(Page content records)
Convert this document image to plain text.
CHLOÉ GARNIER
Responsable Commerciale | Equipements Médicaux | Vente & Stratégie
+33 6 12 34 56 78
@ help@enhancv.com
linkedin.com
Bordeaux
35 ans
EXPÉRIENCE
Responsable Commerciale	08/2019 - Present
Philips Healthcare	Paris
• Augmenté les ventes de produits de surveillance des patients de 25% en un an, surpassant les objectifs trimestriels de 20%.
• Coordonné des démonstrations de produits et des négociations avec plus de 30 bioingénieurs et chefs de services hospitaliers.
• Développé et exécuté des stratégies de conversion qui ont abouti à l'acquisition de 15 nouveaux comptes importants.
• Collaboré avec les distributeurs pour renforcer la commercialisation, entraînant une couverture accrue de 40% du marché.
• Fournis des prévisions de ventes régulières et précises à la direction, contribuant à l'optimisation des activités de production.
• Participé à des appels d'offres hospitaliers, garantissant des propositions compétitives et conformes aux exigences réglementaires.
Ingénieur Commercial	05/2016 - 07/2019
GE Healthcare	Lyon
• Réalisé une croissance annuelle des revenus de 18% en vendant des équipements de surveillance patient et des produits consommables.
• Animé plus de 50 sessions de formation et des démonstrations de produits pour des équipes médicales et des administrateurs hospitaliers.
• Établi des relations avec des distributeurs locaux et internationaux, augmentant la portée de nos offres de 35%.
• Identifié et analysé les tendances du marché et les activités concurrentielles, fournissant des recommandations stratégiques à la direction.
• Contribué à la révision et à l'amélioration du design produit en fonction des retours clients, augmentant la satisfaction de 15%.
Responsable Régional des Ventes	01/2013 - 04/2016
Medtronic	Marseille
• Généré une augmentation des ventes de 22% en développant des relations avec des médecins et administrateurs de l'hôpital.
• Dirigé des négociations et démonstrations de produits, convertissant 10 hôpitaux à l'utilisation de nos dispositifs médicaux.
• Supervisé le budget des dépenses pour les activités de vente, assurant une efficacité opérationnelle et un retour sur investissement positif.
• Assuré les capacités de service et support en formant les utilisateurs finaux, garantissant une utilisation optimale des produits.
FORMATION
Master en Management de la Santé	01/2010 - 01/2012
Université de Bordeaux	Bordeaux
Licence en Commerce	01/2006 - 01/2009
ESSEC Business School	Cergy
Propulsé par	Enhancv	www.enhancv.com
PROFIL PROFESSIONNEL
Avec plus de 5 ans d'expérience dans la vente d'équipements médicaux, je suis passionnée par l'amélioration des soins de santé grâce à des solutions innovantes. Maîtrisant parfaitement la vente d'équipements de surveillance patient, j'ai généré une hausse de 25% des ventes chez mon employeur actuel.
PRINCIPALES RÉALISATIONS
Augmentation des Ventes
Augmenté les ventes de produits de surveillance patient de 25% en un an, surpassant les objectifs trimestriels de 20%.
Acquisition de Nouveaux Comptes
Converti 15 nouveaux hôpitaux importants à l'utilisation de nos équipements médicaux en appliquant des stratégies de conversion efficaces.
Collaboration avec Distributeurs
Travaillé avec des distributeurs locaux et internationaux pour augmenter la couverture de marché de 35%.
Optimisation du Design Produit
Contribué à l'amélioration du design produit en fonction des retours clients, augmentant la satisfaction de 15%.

#### TO DO
Your reply is to be the number of lines above in which the word "surpassant" appears, and nothing else.

#### THE ANSWER
2